Copy out each line below exactly as it appears.

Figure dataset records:

+===+

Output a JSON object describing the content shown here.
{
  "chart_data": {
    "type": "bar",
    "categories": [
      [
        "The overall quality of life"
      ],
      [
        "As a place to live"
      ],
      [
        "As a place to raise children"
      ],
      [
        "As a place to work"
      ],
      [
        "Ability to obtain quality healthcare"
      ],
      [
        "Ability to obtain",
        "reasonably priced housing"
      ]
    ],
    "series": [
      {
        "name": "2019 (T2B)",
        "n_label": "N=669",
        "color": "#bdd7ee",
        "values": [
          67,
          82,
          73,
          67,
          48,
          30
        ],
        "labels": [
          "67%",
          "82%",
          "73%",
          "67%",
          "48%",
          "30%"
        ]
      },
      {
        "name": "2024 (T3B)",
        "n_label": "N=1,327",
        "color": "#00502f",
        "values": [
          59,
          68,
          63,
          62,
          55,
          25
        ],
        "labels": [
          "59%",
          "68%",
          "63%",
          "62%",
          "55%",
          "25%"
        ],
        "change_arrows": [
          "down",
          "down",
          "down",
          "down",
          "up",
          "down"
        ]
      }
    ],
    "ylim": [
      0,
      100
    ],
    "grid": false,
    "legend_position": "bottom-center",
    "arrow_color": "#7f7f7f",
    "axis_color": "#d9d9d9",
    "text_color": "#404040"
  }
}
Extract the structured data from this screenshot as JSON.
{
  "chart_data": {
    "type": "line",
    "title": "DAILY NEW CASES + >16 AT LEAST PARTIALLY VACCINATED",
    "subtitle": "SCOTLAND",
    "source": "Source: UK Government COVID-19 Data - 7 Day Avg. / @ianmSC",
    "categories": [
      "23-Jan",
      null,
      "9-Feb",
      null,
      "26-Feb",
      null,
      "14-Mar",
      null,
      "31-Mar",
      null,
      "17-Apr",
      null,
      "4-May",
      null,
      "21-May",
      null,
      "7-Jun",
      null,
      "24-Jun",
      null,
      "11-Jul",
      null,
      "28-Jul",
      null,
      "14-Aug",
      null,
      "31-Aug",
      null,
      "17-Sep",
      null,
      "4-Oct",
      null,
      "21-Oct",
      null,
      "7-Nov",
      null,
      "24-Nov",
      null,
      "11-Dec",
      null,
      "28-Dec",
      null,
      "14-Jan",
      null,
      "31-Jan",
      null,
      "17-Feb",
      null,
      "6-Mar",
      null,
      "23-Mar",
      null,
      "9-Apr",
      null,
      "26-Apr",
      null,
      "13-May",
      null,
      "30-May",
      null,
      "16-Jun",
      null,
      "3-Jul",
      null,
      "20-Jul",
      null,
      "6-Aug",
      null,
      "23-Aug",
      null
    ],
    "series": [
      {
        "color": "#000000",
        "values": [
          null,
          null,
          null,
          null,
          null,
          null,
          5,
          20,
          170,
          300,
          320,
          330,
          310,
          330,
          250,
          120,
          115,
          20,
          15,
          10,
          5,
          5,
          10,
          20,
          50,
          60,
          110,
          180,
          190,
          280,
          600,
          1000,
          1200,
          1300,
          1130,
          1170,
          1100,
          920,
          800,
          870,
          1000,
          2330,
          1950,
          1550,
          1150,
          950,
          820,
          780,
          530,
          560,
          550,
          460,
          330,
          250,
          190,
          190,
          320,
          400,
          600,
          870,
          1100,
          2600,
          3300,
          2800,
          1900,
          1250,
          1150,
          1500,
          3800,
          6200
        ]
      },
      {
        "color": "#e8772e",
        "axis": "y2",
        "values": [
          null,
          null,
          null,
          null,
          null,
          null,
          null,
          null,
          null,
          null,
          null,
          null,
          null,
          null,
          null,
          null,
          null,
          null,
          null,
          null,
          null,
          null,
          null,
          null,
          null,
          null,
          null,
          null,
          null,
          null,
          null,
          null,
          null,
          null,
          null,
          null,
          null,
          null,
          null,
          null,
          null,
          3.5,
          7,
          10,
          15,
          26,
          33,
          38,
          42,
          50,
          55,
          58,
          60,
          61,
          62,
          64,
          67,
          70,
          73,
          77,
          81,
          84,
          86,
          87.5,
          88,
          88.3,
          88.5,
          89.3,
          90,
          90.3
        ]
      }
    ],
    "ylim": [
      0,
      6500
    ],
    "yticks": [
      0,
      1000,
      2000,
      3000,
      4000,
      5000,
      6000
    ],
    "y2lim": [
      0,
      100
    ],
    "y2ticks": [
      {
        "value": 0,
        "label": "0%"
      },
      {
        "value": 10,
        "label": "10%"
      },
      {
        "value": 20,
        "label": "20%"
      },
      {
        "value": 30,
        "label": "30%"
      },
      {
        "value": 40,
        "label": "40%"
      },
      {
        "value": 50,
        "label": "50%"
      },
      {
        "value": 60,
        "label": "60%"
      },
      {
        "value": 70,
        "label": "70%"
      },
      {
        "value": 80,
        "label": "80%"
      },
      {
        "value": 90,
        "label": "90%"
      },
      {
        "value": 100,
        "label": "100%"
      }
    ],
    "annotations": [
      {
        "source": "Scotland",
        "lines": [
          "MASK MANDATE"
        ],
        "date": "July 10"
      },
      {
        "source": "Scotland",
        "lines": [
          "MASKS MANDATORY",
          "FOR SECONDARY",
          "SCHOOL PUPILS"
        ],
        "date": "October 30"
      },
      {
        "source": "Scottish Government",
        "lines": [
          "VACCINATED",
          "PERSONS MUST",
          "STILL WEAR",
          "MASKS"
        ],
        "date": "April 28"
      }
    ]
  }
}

+===+

RESPONSE TO THIS TASK –
Output a JSON object describing the content shown here.
{
  "chart_data": {
    "type": "bar",
    "categories": [
      [
        "The overall quality of life"
      ],
      [
        "As a place to live"
      ],
      [
        "As a place to raise children"
      ],
      [
        "As a place to work"
      ],
      [
        "Ability to obtain quality healthcare"
      ],
      [
        "Ability to obtain",
        "reasonably priced housing"
      ]
    ],
    "series": [
      {
        "name": "2019 (T2B)",
        "n_label": "N=669",
        "color": "#bdd7ee",
        "values": [
          67,
          82,
          73,
          67,
          48,
          30
        ],
        "labels": [
          "67%",
          "82%",
          "73%",
          "67%",
          "48%",
          "30%"
        ]
      },
      {
        "name": "2024 (T3B)",
        "n_label": "N=1,327",
        "color": "#00502f",
        "values": [
          59,
          68,
          63,
          62,
          55,
          25
        ],
        "labels": [
          "59%",
          "68%",
          "63%",
          "62%",
          "55%",
          "25%"
        ],
        "change_arrows": [
          "down",
          "down",
          "down",
          "down",
          "up",
          "down"
        ]
      }
    ],
    "ylim": [
      0,
      100
    ],
    "grid": false,
    "legend_position": "bottom-center",
    "arrow_color": "#7f7f7f",
    "axis_color": "#d9d9d9",
    "text_color": "#404040"
  }
}
Extract the structured data from this screenshot as JSON.
{
  "chart_data": {
    "type": "line",
    "title": "DAILY NEW CASES + >16 AT LEAST PARTIALLY VACCINATED",
    "subtitle": "SCOTLAND",
    "source": "Source: UK Government COVID-19 Data - 7 Day Avg. / @ianmSC",
    "categories": [
      "23-Jan",
      null,
      "9-Feb",
      null,
      "26-Feb",
      null,
      "14-Mar",
      null,
      "31-Mar",
      null,
      "17-Apr",
      null,
      "4-May",
      null,
      "21-May",
      null,
      "7-Jun",
      null,
      "24-Jun",
      null,
      "11-Jul",
      null,
      "28-Jul",
      null,
      "14-Aug",
      null,
      "31-Aug",
      null,
      "17-Sep",
      null,
      "4-Oct",
      null,
      "21-Oct",
      null,
      "7-Nov",
      null,
      "24-Nov",
      null,
      "11-Dec",
      null,
      "28-Dec",
      null,
      "14-Jan",
      null,
      "31-Jan",
      null,
      "17-Feb",
      null,
      "6-Mar",
      null,
      "23-Mar",
      null,
      "9-Apr",
      null,
      "26-Apr",
      null,
      "13-May",
      null,
      "30-May",
      null,
      "16-Jun",
      null,
      "3-Jul",
      null,
      "20-Jul",
      null,
      "6-Aug",
      null,
      "23-Aug",
      null
    ],
    "series": [
      {
        "color": "#000000",
        "values": [
          null,
          null,
          null,
          null,
          null,
          null,
          5,
          20,
          170,
          300,
          320,
          330,
          310,
          330,
          250,
          120,
          115,
          20,
          15,
          10,
          5,
          5,
          10,
          20,
          50,
          60,
          110,
          180,
          190,
          280,
          600,
          1000,
          1200,
          1300,
          1130,
          1170,
          1100,
          920,
          800,
          870,
          1000,
          2330,
          1950,
          1550,
          1150,
          950,
          820,
          780,
          530,
          560,
          550,
          460,
          330,
          250,
          190,
          190,
          320,
          400,
          600,
          870,
          1100,
          2600,
          3300,
          2800,
          1900,
          1250,
          1150,
          1500,
          3800,
          6200
        ]
      },
      {
        "color": "#e8772e",
        "axis": "y2",
        "values": [
          null,
          null,
          null,
          null,
          null,
          null,
          null,
          null,
          null,
          null,
          null,
          null,
          null,
          null,
          null,
          null,
          null,
          null,
          null,
          null,
          null,
          null,
          null,
          null,
          null,
          null,
          null,
          null,
          null,
          null,
          null,
          null,
          null,
          null,
          null,
          null,
          null,
          null,
          null,
          null,
          null,
          3.5,
          7,
          10,
          15,
          26,
          33,
          38,
          42,
          50,
          55,
          58,
          60,
          61,
          62,
          64,
          67,
          70,
          73,
          77,
          81,
          84,
          86,
          87.5,
          88,
          88.3,
          88.5,
          89.3,
          90,
          90.3
        ]
      }
    ],
    "ylim": [
      0,
      6500
    ],
    "yticks": [
      0,
      1000,
      2000,
      3000,
      4000,
      5000,
      6000
    ],
    "y2lim": [
      0,
      100
    ],
    "y2ticks": [
      {
        "value": 0,
        "label": "0%"
      },
      {
        "value": 10,
        "label": "10%"
      },
      {
        "value": 20,
        "label": "20%"
      },
      {
        "value": 30,
        "label": "30%"
      },
      {
        "value": 40,
        "label": "40%"
      },
      {
        "value": 50,
        "label": "50%"
      },
      {
        "value": 60,
        "label": "60%"
      },
      {
        "value": 70,
        "label": "70%"
      },
      {
        "value": 80,
        "label": "80%"
      },
      {
        "value": 90,
        "label": "90%"
      },
      {
        "value": 100,
        "label": "100%"
      }
    ],
    "annotations": [
      {
        "source": "Scotland",
        "lines": [
          "MASK MANDATE"
        ],
        "date": "July 10"
      },
      {
        "source": "Scotland",
        "lines": [
          "MASKS MANDATORY",
          "FOR SECONDARY",
          "SCHOOL PUPILS"
        ],
        "date": "October 30"
      },
      {
        "source": "Scottish Government",
        "lines": [
          "VACCINATED",
          "PERSONS MUST",
          "STILL WEAR",
          "MASKS"
        ],
        "date": "April 28"
      }
    ]
  }
}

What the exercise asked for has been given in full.